RECORDS FOR THE EXERCISE:
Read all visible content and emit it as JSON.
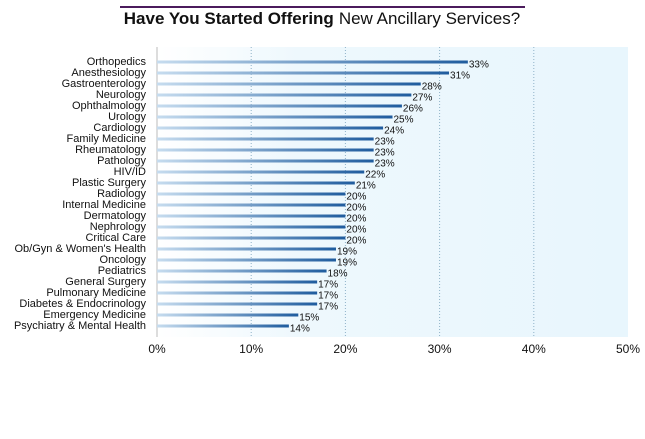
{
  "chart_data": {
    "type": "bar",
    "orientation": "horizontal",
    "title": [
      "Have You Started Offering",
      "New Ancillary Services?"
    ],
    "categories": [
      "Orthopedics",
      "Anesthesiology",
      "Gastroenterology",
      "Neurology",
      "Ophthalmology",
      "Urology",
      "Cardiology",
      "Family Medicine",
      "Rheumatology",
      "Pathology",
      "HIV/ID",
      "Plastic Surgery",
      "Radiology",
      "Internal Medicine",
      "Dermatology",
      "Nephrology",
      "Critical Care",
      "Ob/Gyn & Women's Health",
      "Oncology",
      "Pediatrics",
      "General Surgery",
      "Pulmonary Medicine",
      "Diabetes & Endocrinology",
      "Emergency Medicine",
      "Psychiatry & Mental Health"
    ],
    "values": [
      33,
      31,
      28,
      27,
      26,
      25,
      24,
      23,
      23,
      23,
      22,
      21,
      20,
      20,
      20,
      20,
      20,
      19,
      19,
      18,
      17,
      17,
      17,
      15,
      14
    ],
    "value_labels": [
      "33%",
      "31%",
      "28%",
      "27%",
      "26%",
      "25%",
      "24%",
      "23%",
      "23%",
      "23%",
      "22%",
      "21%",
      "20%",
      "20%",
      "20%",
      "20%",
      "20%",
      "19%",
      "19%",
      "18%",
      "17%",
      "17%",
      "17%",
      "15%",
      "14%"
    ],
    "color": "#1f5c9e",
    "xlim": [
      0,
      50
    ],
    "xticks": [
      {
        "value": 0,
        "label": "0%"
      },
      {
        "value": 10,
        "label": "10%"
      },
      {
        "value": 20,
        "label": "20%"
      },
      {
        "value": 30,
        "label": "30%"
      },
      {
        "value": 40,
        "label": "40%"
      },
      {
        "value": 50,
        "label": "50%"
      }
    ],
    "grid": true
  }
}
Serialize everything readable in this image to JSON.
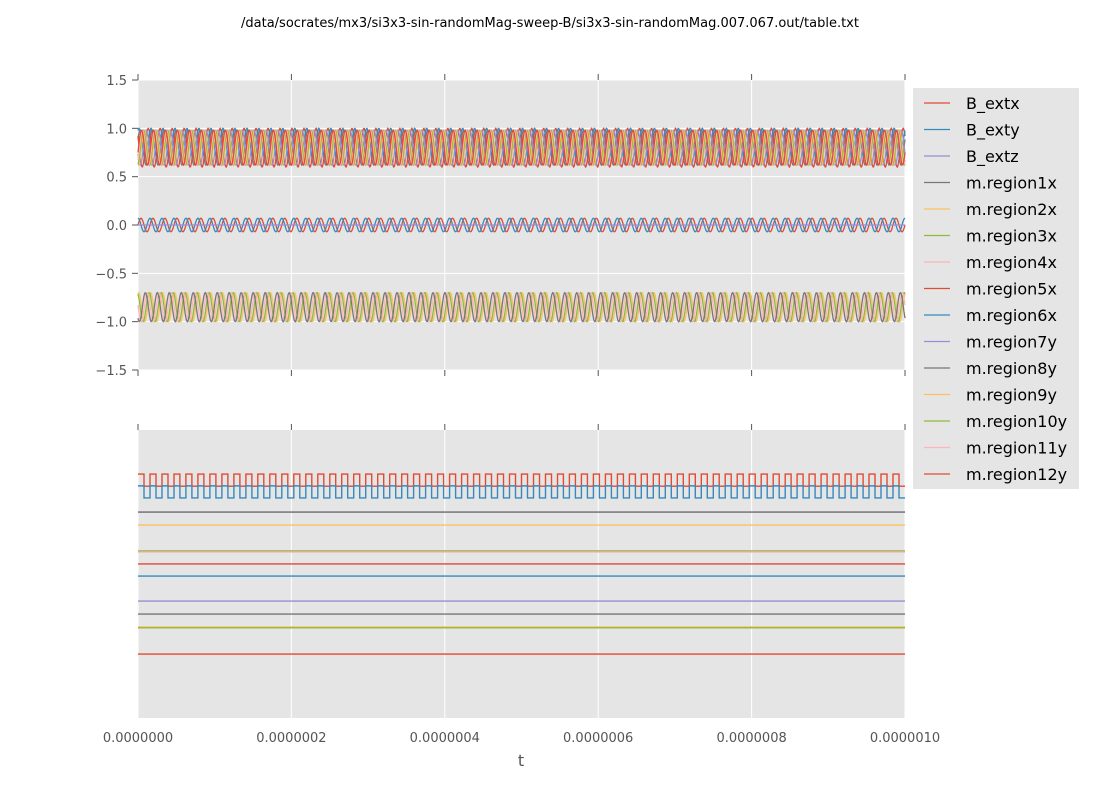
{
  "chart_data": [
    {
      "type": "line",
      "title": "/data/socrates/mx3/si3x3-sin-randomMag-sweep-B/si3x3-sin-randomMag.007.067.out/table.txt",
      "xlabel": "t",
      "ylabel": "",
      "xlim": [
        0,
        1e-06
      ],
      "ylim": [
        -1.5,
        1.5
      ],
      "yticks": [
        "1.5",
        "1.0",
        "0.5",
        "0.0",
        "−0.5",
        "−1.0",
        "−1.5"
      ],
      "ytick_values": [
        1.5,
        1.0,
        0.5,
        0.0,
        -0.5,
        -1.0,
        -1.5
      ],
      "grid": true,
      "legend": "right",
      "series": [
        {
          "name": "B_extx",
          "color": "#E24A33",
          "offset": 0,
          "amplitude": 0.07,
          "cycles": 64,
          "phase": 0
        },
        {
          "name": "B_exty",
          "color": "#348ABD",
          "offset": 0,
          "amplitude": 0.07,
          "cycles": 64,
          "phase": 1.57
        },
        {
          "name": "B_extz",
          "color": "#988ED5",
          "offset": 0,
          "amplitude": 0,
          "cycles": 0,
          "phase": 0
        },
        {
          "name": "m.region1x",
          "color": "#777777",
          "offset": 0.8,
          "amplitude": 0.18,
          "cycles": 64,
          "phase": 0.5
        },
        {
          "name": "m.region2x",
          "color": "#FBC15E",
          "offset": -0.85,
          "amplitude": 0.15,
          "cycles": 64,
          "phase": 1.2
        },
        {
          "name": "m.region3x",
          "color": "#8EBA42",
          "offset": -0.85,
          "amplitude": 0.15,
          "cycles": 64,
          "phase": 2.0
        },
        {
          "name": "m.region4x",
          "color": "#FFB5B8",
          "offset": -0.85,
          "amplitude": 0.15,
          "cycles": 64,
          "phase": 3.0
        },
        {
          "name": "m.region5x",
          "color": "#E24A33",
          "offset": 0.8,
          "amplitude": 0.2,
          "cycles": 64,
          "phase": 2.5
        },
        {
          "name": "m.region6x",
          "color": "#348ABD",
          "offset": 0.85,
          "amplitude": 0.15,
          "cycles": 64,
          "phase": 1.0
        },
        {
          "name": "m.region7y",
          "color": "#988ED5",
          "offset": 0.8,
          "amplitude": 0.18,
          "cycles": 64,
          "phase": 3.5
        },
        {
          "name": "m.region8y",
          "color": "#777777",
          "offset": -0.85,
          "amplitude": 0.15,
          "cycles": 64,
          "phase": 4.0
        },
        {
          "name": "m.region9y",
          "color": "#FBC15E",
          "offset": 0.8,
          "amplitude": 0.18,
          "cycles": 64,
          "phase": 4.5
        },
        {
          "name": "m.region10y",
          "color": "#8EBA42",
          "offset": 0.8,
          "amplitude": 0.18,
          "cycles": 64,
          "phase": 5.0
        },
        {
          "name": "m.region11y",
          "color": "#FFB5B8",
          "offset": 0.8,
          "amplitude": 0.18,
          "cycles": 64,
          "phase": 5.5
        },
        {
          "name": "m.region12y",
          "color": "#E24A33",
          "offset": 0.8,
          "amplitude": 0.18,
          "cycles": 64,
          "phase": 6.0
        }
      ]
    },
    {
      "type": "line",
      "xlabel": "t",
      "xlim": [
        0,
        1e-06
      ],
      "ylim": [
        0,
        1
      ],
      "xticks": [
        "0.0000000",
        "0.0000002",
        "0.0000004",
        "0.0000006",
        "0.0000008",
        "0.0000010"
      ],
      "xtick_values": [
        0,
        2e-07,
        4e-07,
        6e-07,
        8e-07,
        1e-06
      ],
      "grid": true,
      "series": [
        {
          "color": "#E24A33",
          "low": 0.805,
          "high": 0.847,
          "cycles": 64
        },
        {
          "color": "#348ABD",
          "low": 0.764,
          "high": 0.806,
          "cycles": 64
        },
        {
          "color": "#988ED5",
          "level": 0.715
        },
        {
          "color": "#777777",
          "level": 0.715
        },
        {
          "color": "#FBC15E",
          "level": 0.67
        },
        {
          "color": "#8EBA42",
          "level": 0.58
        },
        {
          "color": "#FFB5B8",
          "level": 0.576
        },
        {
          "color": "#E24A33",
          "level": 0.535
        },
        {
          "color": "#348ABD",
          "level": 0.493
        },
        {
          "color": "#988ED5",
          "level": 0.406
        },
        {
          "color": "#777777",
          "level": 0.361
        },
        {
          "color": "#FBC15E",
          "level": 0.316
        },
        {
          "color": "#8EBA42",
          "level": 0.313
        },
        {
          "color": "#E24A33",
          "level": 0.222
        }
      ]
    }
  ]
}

TASK PROMPT: Retype every record above exactly as written, but leave out the pictures.

SOLVED EXERCISE:
Read all visible content and emit it as JSON.
{
  "chart_data": {
    "type": "bar",
    "orientation": "horizontal",
    "title": [
      "Have You Started Offering",
      "New Ancillary Services?"
    ],
    "categories": [
      "Orthopedics",
      "Anesthesiology",
      "Gastroenterology",
      "Neurology",
      "Ophthalmology",
      "Urology",
      "Cardiology",
      "Family Medicine",
      "Rheumatology",
      "Pathology",
      "HIV/ID",
      "Plastic Surgery",
      "Radiology",
      "Internal Medicine",
      "Dermatology",
      "Nephrology",
      "Critical Care",
      "Ob/Gyn & Women's Health",
      "Oncology",
      "Pediatrics",
      "General Surgery",
      "Pulmonary Medicine",
      "Diabetes & Endocrinology",
      "Emergency Medicine",
      "Psychiatry & Mental Health"
    ],
    "values": [
      33,
      31,
      28,
      27,
      26,
      25,
      24,
      23,
      23,
      23,
      22,
      21,
      20,
      20,
      20,
      20,
      20,
      19,
      19,
      18,
      17,
      17,
      17,
      15,
      14
    ],
    "value_labels": [
      "33%",
      "31%",
      "28%",
      "27%",
      "26%",
      "25%",
      "24%",
      "23%",
      "23%",
      "23%",
      "22%",
      "21%",
      "20%",
      "20%",
      "20%",
      "20%",
      "20%",
      "19%",
      "19%",
      "18%",
      "17%",
      "17%",
      "17%",
      "15%",
      "14%"
    ],
    "color": "#1f5c9e",
    "xlim": [
      0,
      50
    ],
    "xticks": [
      {
        "value": 0,
        "label": "0%"
      },
      {
        "value": 10,
        "label": "10%"
      },
      {
        "value": 20,
        "label": "20%"
      },
      {
        "value": 30,
        "label": "30%"
      },
      {
        "value": 40,
        "label": "40%"
      },
      {
        "value": 50,
        "label": "50%"
      }
    ],
    "grid": true
  }
}
Serialize everything readable in this image to JSON.
{
  "chart_data": [
    {
      "type": "line",
      "title": "/data/socrates/mx3/si3x3-sin-randomMag-sweep-B/si3x3-sin-randomMag.007.067.out/table.txt",
      "xlabel": "t",
      "ylabel": "",
      "xlim": [
        0,
        1e-06
      ],
      "ylim": [
        -1.5,
        1.5
      ],
      "yticks": [
        "1.5",
        "1.0",
        "0.5",
        "0.0",
        "−0.5",
        "−1.0",
        "−1.5"
      ],
      "ytick_values": [
        1.5,
        1.0,
        0.5,
        0.0,
        -0.5,
        -1.0,
        -1.5
      ],
      "grid": true,
      "legend": "right",
      "series": [
        {
          "name": "B_extx",
          "color": "#E24A33",
          "offset": 0,
          "amplitude": 0.07,
          "cycles": 64,
          "phase": 0
        },
        {
          "name": "B_exty",
          "color": "#348ABD",
          "offset": 0,
          "amplitude": 0.07,
          "cycles": 64,
          "phase": 1.57
        },
        {
          "name": "B_extz",
          "color": "#988ED5",
          "offset": 0,
          "amplitude": 0,
          "cycles": 0,
          "phase": 0
        },
        {
          "name": "m.region1x",
          "color": "#777777",
          "offset": 0.8,
          "amplitude": 0.18,
          "cycles": 64,
          "phase": 0.5
        },
        {
          "name": "m.region2x",
          "color": "#FBC15E",
          "offset": -0.85,
          "amplitude": 0.15,
          "cycles": 64,
          "phase": 1.2
        },
        {
          "name": "m.region3x",
          "color": "#8EBA42",
          "offset": -0.85,
          "amplitude": 0.15,
          "cycles": 64,
          "phase": 2.0
        },
        {
          "name": "m.region4x",
          "color": "#FFB5B8",
          "offset": -0.85,
          "amplitude": 0.15,
          "cycles": 64,
          "phase": 3.0
        },
        {
          "name": "m.region5x",
          "color": "#E24A33",
          "offset": 0.8,
          "amplitude": 0.2,
          "cycles": 64,
          "phase": 2.5
        },
        {
          "name": "m.region6x",
          "color": "#348ABD",
          "offset": 0.85,
          "amplitude": 0.15,
          "cycles": 64,
          "phase": 1.0
        },
        {
          "name": "m.region7y",
          "color": "#988ED5",
          "offset": 0.8,
          "amplitude": 0.18,
          "cycles": 64,
          "phase": 3.5
        },
        {
          "name": "m.region8y",
          "color": "#777777",
          "offset": -0.85,
          "amplitude": 0.15,
          "cycles": 64,
          "phase": 4.0
        },
        {
          "name": "m.region9y",
          "color": "#FBC15E",
          "offset": 0.8,
          "amplitude": 0.18,
          "cycles": 64,
          "phase": 4.5
        },
        {
          "name": "m.region10y",
          "color": "#8EBA42",
          "offset": 0.8,
          "amplitude": 0.18,
          "cycles": 64,
          "phase": 5.0
        },
        {
          "name": "m.region11y",
          "color": "#FFB5B8",
          "offset": 0.8,
          "amplitude": 0.18,
          "cycles": 64,
          "phase": 5.5
        },
        {
          "name": "m.region12y",
          "color": "#E24A33",
          "offset": 0.8,
          "amplitude": 0.18,
          "cycles": 64,
          "phase": 6.0
        }
      ]
    },
    {
      "type": "line",
      "xlabel": "t",
      "xlim": [
        0,
        1e-06
      ],
      "ylim": [
        0,
        1
      ],
      "xticks": [
        "0.0000000",
        "0.0000002",
        "0.0000004",
        "0.0000006",
        "0.0000008",
        "0.0000010"
      ],
      "xtick_values": [
        0,
        2e-07,
        4e-07,
        6e-07,
        8e-07,
        1e-06
      ],
      "grid": true,
      "series": [
        {
          "color": "#E24A33",
          "low": 0.805,
          "high": 0.847,
          "cycles": 64
        },
        {
          "color": "#348ABD",
          "low": 0.764,
          "high": 0.806,
          "cycles": 64
        },
        {
          "color": "#988ED5",
          "level": 0.715
        },
        {
          "color": "#777777",
          "level": 0.715
        },
        {
          "color": "#FBC15E",
          "level": 0.67
        },
        {
          "color": "#8EBA42",
          "level": 0.58
        },
        {
          "color": "#FFB5B8",
          "level": 0.576
        },
        {
          "color": "#E24A33",
          "level": 0.535
        },
        {
          "color": "#348ABD",
          "level": 0.493
        },
        {
          "color": "#988ED5",
          "level": 0.406
        },
        {
          "color": "#777777",
          "level": 0.361
        },
        {
          "color": "#FBC15E",
          "level": 0.316
        },
        {
          "color": "#8EBA42",
          "level": 0.313
        },
        {
          "color": "#E24A33",
          "level": 0.222
        }
      ]
    }
  ]
}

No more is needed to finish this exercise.